* **WHAT IS BEING ASKED**
Answer these questions using the reply about AIR app installation and certificates:
1. In what folder did TweetDeck end up when the "installation location" was left as "C:\Program Files"?
2. In the application config .xml file, which node specifies the default installation location?
3. With a self-signed certificate the user's computer doesn't trust, what does the user see in the installation dialog?

* **DOCUMENT EXTRACT**
§ §
Are you talking about the path that shows up in the dialog when the user is installing the app? Even though it says "C:\Program Files\" it doesn't mean that your app will be installed directly in the "Program Files" directory. It's actually asking for a location in which it will create another directory to contain your application. So for example if the user chooses "C:\Program Files" as the "installation location", AIR actually installs the app in "C:\Program Files\<app name>". For instance, when I installed TweetDeck I left the "installation location" as "C:\Program Files" but TweetDeck is actually installed on my machine in "C:\Program Files\TweetDeck". (I personally think that's confusing, and I know there have been some discussions about this internally in Adobe, but I don't know if anything's going to come of those discussions.)
Nevertheless, if you want to change the default intall location you can do that. In your application config .xml file, you specify the default installation location in the <installFolder></installFolder> node. Whatever you specify is a subpath of the default install location, so for example if you specify "<installFolder>Workshare</installFolder>" in your application.xml file, the installer dialog would show "C:\Program Files\Workshare" by default. However, assuming the user didn't change the install location, and assuming the app is named "MyApp", the app would actually be installed in "C:\Program Files\Workshare\MyApp\". I suppose that's useful if your company makes multiple apps and you want them to all install in a single subfolder of the Program Files directory, but otherwise I don't think it's what you're looking for.
I'm afraid I don't understand your question about the certificates. I'm not sure what you mean by an "Adobe Certificate" or a "Private Certificate". The basics of certificates are that you need to have your app signed by some certificate in order to distribute it. You can create your own "self-signed" certificate, but unless you give the user a copy of your certificate and they add it to the set of trusted certificates on their computer, their computer won't trust the certificate. Consequently, when the user installs the app they'll just see the "Publisher: Unknown" in the installation dialog. If you buy a code-signing certificate that's issued by a known certificate authority, then the certificate will probably be trusted on the user's computer so AIR will show your name as the Publisher in the installer dialog. It's basically a reputation system. Your computer trusts Verisign (or other CAs). Verisign says that your certificate is legitimate (because Verisign issued the certificate) so Verisign is saying "this person really is who they say they are". Since Verisign vouches for you and the computer trusts Verisign, AIR can legitimately say that the app really comes from you.
For in-depth details about certificates and code-signing in AIR, see the Dr. Dobb's Journal article "Code Signing in Adobe AIR" by Oliver Goldman (the AIR engineer who led development of the installer).
§ §
* **DATASET ENTRIES**
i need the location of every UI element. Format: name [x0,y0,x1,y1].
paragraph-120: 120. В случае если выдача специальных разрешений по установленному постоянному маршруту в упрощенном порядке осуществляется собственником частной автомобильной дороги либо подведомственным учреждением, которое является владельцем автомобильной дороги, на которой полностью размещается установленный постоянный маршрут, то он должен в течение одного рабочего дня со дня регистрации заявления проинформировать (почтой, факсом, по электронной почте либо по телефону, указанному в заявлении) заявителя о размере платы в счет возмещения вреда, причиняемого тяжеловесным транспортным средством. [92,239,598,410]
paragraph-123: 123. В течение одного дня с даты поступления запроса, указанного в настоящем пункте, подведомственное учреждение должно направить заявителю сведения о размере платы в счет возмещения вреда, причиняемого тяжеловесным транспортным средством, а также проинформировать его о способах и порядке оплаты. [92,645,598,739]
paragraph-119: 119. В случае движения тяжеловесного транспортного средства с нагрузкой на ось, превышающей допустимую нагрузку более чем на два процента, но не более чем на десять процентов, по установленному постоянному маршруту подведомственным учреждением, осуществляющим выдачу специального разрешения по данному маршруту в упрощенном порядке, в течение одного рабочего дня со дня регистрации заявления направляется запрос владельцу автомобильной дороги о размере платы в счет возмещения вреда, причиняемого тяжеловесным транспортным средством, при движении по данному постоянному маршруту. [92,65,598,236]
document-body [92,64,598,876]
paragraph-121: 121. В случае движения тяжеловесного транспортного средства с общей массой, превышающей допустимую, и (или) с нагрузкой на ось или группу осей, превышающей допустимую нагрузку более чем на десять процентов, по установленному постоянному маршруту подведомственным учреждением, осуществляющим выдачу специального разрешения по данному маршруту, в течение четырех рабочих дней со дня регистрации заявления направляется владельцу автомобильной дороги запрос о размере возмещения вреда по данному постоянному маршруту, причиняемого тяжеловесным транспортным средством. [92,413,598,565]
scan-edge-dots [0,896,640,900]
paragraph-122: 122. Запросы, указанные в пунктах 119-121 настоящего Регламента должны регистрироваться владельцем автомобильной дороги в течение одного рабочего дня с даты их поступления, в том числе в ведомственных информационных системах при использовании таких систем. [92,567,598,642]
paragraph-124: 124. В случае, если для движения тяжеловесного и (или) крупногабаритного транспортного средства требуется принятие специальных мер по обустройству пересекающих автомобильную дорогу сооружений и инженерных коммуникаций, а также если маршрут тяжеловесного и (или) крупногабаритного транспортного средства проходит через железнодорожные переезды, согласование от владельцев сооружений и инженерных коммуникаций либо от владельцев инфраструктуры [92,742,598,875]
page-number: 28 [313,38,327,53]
§ §
* **EXERCISE RESPONSE**
1. C:\Program Files\TweetDeck
2. The <installFolder></installFolder> node
3. "Publisher: Unknown"